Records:
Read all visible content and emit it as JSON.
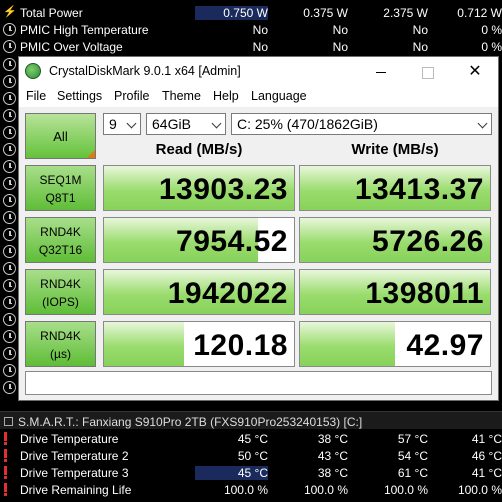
{
  "background_monitor": {
    "top_rows": [
      {
        "label": "Total Power",
        "icon": "lightning-icon",
        "values": [
          "0.750 W",
          "0.375 W",
          "2.375 W",
          "0.712 W"
        ]
      },
      {
        "label": "PMIC High Temperature",
        "icon": "clock-icon",
        "values": [
          "No",
          "No",
          "No",
          "0 %"
        ]
      },
      {
        "label": "PMIC Over Voltage",
        "icon": "clock-icon",
        "values": [
          "No",
          "No",
          "No",
          "0 %"
        ]
      }
    ],
    "smart_header": "S.M.A.R.T.: Fanxiang S910Pro 2TB (FXS910Pro253240153) [C:]",
    "smart_rows": [
      {
        "label": "Drive Temperature",
        "icon": "warning-icon",
        "values": [
          "45 °C",
          "38 °C",
          "57 °C",
          "41 °C"
        ]
      },
      {
        "label": "Drive Temperature 2",
        "icon": "warning-icon",
        "values": [
          "50 °C",
          "43 °C",
          "54 °C",
          "46 °C"
        ]
      },
      {
        "label": "Drive Temperature 3",
        "icon": "warning-icon",
        "values": [
          "45 °C",
          "38 °C",
          "61 °C",
          "41 °C"
        ]
      },
      {
        "label": "Drive Remaining Life",
        "icon": "warning-icon",
        "values": [
          "100.0 %",
          "100.0 %",
          "100.0 %",
          "100.0 %"
        ]
      }
    ]
  },
  "window": {
    "title": "CrystalDiskMark 9.0.1 x64 [Admin]",
    "menu": [
      "File",
      "Settings",
      "Profile",
      "Theme",
      "Help",
      "Language"
    ],
    "all_button": "All",
    "test_count": "9",
    "test_size": "64GiB",
    "drive": "C: 25% (470/1862GiB)",
    "read_header": "Read (MB/s)",
    "write_header": "Write (MB/s)",
    "comment": "",
    "rows": [
      {
        "line1": "SEQ1M",
        "line2": "Q8T1",
        "read": "13903.23",
        "write": "13413.37",
        "read_fill": 1.0,
        "write_fill": 1.0
      },
      {
        "line1": "RND4K",
        "line2": "Q32T16",
        "read": "7954.52",
        "write": "5726.26",
        "read_fill": 0.81,
        "write_fill": 1.0
      },
      {
        "line1": "RND4K",
        "line2": "(IOPS)",
        "read": "1942022",
        "write": "1398011",
        "read_fill": 1.0,
        "write_fill": 1.0
      },
      {
        "line1": "RND4K",
        "line2": "(µs)",
        "read": "120.18",
        "write": "42.97",
        "read_fill": 0.42,
        "write_fill": 0.5
      }
    ]
  }
}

SET TASK ▸ Without the pictures, write out every entry precisely as it appears.

EXPECTED OUTPUT ▸
Read all visible content and emit it as JSON.
{
  "background_monitor": {
    "top_rows": [
      {
        "label": "Total Power",
        "icon": "lightning-icon",
        "values": [
          "0.750 W",
          "0.375 W",
          "2.375 W",
          "0.712 W"
        ]
      },
      {
        "label": "PMIC High Temperature",
        "icon": "clock-icon",
        "values": [
          "No",
          "No",
          "No",
          "0 %"
        ]
      },
      {
        "label": "PMIC Over Voltage",
        "icon": "clock-icon",
        "values": [
          "No",
          "No",
          "No",
          "0 %"
        ]
      }
    ],
    "smart_header": "S.M.A.R.T.: Fanxiang S910Pro 2TB (FXS910Pro253240153) [C:]",
    "smart_rows": [
      {
        "label": "Drive Temperature",
        "icon": "warning-icon",
        "values": [
          "45 °C",
          "38 °C",
          "57 °C",
          "41 °C"
        ]
      },
      {
        "label": "Drive Temperature 2",
        "icon": "warning-icon",
        "values": [
          "50 °C",
          "43 °C",
          "54 °C",
          "46 °C"
        ]
      },
      {
        "label": "Drive Temperature 3",
        "icon": "warning-icon",
        "values": [
          "45 °C",
          "38 °C",
          "61 °C",
          "41 °C"
        ]
      },
      {
        "label": "Drive Remaining Life",
        "icon": "warning-icon",
        "values": [
          "100.0 %",
          "100.0 %",
          "100.0 %",
          "100.0 %"
        ]
      }
    ]
  },
  "window": {
    "title": "CrystalDiskMark 9.0.1 x64 [Admin]",
    "menu": [
      "File",
      "Settings",
      "Profile",
      "Theme",
      "Help",
      "Language"
    ],
    "all_button": "All",
    "test_count": "9",
    "test_size": "64GiB",
    "drive": "C: 25% (470/1862GiB)",
    "read_header": "Read (MB/s)",
    "write_header": "Write (MB/s)",
    "comment": "",
    "rows": [
      {
        "line1": "SEQ1M",
        "line2": "Q8T1",
        "read": "13903.23",
        "write": "13413.37",
        "read_fill": 1.0,
        "write_fill": 1.0
      },
      {
        "line1": "RND4K",
        "line2": "Q32T16",
        "read": "7954.52",
        "write": "5726.26",
        "read_fill": 0.81,
        "write_fill": 1.0
      },
      {
        "line1": "RND4K",
        "line2": "(IOPS)",
        "read": "1942022",
        "write": "1398011",
        "read_fill": 1.0,
        "write_fill": 1.0
      },
      {
        "line1": "RND4K",
        "line2": "(µs)",
        "read": "120.18",
        "write": "42.97",
        "read_fill": 0.42,
        "write_fill": 0.5
      }
    ]
  }
}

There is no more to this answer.